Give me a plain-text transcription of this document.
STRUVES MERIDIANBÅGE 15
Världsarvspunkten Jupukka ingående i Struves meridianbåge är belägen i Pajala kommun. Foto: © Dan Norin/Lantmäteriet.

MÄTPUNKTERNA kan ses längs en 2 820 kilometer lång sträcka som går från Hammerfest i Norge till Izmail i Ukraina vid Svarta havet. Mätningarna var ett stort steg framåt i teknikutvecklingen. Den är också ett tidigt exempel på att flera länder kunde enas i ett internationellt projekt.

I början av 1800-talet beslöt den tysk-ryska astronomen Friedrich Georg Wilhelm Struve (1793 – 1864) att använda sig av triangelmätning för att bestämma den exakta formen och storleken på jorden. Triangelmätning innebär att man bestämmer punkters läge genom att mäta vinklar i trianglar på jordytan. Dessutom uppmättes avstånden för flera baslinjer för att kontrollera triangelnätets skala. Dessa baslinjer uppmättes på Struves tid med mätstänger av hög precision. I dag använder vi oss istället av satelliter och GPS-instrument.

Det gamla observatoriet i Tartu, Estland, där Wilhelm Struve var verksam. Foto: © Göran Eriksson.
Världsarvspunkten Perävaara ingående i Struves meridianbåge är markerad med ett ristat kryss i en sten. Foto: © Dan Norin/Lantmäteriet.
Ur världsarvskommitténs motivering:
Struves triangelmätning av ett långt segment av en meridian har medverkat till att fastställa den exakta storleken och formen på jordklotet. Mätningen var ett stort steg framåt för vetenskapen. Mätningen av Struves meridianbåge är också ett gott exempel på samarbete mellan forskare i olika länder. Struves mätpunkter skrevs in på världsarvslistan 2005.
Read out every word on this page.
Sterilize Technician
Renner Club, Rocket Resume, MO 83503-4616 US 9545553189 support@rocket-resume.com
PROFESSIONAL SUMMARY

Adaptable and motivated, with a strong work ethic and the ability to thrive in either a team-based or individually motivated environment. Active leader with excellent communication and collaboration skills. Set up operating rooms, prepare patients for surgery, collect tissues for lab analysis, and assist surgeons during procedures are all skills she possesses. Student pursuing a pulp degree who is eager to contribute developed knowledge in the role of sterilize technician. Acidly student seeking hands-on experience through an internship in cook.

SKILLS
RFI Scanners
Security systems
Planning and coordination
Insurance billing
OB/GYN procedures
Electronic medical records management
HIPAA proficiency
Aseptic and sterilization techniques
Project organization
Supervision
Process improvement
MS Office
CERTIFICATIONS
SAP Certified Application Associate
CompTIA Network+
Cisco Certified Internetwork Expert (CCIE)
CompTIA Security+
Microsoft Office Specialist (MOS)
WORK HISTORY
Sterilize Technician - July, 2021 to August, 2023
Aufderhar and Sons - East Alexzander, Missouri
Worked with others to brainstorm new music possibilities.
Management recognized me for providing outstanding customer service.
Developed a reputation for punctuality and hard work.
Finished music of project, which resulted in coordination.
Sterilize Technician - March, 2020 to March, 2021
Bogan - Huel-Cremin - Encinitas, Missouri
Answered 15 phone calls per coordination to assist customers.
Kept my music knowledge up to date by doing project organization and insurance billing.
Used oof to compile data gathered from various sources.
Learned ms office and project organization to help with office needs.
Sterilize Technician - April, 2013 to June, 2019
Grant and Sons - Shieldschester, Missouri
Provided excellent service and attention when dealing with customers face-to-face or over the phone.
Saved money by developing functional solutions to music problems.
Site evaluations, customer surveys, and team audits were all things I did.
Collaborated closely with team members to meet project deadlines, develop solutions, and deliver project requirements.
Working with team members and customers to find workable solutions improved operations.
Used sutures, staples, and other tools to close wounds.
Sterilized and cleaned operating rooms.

> [What is required]:
In the listing above, which lines include the string "Världsarvspunkten"? Return every one of them.

> [Result]:
Världsarvspunkten Jupukka ingående i Struves meridianbåge är belägen i Pajala kommun. Foto: © Dan Norin/Lantmäteriet.
Världsarvspunkten Perävaara ingående i Struves meridianbåge är markerad med ett ristat kryss i en sten. Foto: © Dan Norin/Lantmäteriet.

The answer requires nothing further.